# SET PROBLEM
Find all lines in the records that include the word "type", and copy them out.

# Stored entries
══════════

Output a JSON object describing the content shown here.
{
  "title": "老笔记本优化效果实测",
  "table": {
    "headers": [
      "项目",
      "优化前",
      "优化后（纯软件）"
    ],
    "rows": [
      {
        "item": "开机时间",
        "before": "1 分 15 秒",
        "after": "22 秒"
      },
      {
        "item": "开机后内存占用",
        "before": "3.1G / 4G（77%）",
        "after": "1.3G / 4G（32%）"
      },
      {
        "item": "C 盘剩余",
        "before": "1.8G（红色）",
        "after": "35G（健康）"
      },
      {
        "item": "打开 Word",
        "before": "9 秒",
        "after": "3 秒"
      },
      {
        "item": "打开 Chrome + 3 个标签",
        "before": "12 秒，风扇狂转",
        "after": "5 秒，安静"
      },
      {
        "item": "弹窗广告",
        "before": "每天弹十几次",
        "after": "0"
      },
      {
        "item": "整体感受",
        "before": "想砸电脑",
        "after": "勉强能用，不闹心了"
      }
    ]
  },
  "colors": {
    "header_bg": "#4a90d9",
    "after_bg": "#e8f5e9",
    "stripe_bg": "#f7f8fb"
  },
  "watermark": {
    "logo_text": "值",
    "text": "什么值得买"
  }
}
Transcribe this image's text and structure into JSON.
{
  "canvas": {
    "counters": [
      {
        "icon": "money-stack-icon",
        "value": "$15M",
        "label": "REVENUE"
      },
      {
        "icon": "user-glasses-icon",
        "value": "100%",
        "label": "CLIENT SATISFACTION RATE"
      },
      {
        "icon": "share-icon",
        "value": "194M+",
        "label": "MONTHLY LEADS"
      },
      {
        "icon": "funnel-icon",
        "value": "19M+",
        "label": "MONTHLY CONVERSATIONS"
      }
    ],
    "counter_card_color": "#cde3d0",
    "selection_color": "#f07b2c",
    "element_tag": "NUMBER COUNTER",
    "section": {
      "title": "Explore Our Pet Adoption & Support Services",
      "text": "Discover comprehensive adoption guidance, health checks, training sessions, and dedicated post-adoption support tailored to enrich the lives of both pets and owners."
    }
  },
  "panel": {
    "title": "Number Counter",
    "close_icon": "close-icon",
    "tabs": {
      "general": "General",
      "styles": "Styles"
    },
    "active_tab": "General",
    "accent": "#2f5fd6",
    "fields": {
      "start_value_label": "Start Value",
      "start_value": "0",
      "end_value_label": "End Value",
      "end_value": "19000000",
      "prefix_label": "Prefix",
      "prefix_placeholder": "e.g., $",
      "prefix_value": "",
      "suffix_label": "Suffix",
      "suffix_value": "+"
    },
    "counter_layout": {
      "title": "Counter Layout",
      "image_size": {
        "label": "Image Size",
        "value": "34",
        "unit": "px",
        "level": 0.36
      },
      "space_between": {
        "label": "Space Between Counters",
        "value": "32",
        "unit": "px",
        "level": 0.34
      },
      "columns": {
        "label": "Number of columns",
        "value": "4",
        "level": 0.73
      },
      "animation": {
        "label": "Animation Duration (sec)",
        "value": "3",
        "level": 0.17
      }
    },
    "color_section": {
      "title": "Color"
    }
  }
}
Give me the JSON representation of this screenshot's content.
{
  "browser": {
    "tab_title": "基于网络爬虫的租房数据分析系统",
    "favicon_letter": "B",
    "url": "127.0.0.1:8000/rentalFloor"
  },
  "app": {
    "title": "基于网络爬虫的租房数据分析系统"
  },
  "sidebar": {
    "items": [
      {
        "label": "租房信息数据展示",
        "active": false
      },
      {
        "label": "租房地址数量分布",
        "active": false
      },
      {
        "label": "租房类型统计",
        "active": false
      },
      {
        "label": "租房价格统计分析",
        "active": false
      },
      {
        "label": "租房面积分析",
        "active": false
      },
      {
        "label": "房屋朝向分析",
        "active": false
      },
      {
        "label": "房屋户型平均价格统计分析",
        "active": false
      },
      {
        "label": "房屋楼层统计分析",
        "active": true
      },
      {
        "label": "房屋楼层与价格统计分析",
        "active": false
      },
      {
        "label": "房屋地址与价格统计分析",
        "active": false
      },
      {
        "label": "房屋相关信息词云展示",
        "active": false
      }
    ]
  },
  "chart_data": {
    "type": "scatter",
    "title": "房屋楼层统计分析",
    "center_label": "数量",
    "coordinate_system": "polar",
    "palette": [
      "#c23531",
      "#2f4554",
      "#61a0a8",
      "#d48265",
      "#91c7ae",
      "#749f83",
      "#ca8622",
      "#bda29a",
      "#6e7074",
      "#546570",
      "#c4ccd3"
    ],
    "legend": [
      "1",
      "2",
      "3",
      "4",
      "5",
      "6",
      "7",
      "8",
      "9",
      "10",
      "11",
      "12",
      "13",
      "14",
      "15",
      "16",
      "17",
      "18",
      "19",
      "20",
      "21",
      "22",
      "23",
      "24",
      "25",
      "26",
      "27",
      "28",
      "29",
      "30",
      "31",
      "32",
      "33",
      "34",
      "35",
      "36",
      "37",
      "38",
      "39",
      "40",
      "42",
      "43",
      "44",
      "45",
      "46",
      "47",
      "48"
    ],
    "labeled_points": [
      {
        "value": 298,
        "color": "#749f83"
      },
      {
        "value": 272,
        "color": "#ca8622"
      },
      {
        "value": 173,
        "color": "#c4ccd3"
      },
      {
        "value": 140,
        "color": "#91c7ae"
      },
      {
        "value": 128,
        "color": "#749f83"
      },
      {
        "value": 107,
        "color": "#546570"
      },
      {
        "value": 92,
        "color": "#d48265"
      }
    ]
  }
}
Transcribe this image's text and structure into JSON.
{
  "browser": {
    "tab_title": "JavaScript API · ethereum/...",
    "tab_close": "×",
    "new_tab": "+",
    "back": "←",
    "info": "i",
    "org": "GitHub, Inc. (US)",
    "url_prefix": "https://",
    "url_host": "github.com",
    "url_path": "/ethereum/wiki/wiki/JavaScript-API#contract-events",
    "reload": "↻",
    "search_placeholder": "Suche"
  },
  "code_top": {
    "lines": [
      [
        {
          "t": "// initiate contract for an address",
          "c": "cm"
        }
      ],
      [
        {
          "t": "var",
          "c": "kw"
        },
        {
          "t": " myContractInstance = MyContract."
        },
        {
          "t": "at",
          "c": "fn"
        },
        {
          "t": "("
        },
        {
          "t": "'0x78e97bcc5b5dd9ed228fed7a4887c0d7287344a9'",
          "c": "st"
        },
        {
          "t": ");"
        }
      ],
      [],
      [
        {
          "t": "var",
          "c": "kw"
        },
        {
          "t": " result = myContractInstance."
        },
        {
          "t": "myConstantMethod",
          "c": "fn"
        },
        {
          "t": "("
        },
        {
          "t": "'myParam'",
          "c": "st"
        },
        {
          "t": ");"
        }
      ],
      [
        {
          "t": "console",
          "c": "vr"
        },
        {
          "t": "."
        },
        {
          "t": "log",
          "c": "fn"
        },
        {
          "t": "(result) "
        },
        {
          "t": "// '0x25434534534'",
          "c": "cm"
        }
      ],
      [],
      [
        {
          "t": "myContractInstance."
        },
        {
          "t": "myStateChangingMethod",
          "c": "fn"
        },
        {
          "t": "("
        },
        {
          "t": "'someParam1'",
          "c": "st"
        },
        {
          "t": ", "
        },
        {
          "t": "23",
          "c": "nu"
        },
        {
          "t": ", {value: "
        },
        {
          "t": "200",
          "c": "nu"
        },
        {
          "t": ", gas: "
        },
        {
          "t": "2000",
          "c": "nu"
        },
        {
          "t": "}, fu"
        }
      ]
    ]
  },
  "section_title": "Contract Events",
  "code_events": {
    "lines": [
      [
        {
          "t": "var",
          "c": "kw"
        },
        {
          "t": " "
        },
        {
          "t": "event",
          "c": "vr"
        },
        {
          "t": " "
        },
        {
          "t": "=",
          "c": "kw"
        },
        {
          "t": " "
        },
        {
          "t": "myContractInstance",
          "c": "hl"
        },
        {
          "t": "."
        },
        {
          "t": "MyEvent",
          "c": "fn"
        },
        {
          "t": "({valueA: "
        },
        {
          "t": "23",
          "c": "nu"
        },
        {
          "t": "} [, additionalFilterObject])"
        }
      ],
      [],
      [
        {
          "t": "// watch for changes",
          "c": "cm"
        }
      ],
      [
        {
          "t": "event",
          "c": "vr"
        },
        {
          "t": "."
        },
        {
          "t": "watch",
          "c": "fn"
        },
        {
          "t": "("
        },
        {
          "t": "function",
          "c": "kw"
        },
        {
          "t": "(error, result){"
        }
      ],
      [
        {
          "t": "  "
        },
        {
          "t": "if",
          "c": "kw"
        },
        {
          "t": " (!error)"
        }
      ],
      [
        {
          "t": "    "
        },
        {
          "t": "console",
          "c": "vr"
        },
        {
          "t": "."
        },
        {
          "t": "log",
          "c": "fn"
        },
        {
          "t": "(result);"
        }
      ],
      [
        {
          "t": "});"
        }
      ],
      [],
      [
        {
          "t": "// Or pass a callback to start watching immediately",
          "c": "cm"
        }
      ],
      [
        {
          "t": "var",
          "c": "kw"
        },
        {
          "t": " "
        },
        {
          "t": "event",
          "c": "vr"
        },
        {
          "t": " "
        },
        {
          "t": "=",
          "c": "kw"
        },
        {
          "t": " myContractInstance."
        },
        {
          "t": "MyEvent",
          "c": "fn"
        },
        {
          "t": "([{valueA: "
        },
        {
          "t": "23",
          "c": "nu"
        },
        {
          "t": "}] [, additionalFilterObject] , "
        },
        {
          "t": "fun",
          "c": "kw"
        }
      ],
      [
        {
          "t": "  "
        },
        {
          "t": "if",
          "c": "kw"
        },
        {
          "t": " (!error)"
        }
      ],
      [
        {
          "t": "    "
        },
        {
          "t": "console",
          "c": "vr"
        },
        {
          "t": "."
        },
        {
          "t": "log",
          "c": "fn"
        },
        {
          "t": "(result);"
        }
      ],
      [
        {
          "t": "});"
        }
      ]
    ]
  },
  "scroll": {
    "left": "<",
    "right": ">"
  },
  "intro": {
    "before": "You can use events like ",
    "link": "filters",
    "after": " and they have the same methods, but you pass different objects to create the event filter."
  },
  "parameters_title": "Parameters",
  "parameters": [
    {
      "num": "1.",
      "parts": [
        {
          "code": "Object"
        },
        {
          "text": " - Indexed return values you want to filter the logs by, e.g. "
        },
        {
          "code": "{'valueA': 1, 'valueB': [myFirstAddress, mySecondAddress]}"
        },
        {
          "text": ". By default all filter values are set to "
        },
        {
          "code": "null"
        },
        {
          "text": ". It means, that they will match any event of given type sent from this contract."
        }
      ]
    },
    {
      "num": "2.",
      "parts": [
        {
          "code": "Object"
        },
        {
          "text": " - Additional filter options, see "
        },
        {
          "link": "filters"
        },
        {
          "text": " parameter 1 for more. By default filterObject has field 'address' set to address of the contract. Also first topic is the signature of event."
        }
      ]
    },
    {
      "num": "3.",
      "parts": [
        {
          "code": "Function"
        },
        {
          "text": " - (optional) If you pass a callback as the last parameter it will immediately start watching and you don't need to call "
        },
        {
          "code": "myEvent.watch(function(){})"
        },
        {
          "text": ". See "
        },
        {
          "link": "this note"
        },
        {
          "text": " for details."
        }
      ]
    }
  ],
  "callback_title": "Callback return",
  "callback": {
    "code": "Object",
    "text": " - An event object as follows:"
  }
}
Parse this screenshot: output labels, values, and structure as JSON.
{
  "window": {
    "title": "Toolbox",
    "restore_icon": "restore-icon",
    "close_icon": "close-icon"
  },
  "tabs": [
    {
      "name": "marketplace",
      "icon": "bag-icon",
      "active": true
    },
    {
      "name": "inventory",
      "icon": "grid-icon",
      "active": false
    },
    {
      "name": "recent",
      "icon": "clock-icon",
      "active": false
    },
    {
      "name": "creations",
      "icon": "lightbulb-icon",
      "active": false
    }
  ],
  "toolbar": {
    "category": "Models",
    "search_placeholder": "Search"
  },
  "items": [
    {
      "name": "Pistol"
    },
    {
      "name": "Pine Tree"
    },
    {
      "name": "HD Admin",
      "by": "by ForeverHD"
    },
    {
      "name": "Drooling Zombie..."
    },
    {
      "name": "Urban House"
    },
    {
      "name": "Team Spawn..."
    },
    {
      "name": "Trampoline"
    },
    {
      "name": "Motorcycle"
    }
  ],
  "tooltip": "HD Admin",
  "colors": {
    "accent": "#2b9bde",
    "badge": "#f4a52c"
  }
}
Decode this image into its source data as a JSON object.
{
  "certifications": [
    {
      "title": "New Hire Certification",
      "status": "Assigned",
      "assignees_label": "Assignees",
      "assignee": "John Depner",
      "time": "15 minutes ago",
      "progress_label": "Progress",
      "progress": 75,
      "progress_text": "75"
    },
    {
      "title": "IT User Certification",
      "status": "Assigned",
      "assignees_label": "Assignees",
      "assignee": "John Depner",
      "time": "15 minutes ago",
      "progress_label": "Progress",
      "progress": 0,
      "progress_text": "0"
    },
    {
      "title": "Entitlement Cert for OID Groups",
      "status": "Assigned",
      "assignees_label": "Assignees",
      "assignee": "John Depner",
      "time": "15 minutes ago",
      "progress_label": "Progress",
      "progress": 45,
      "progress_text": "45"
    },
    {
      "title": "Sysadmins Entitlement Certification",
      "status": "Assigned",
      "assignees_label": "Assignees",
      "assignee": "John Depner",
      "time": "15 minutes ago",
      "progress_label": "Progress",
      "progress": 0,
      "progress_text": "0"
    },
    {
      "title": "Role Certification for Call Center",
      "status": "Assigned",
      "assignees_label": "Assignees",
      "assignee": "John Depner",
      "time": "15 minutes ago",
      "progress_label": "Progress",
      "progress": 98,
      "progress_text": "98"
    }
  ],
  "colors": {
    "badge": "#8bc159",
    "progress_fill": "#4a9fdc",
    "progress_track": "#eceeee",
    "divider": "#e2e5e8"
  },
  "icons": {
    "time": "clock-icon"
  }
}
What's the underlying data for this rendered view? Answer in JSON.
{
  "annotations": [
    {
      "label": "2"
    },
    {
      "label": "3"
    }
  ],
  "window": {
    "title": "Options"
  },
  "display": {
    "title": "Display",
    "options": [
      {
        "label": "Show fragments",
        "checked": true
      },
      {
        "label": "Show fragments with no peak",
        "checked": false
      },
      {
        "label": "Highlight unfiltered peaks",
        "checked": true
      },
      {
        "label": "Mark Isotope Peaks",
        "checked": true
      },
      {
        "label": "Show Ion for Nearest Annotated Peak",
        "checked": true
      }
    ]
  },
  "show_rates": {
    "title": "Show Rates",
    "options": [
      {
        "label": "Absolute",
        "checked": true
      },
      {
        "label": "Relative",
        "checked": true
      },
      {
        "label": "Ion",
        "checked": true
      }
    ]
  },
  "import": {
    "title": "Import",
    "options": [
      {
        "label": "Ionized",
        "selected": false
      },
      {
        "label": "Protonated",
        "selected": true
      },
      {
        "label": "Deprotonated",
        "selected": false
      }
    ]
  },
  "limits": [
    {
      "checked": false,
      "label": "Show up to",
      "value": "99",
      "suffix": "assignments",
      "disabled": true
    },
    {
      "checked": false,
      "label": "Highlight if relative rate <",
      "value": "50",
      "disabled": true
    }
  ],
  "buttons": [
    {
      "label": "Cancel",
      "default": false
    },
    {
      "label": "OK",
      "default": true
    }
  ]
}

══════════

# EXPECTED OUTPUT
    "type": "scatter",
          "text": ". It means, that they will match any event of given type sent from this contract."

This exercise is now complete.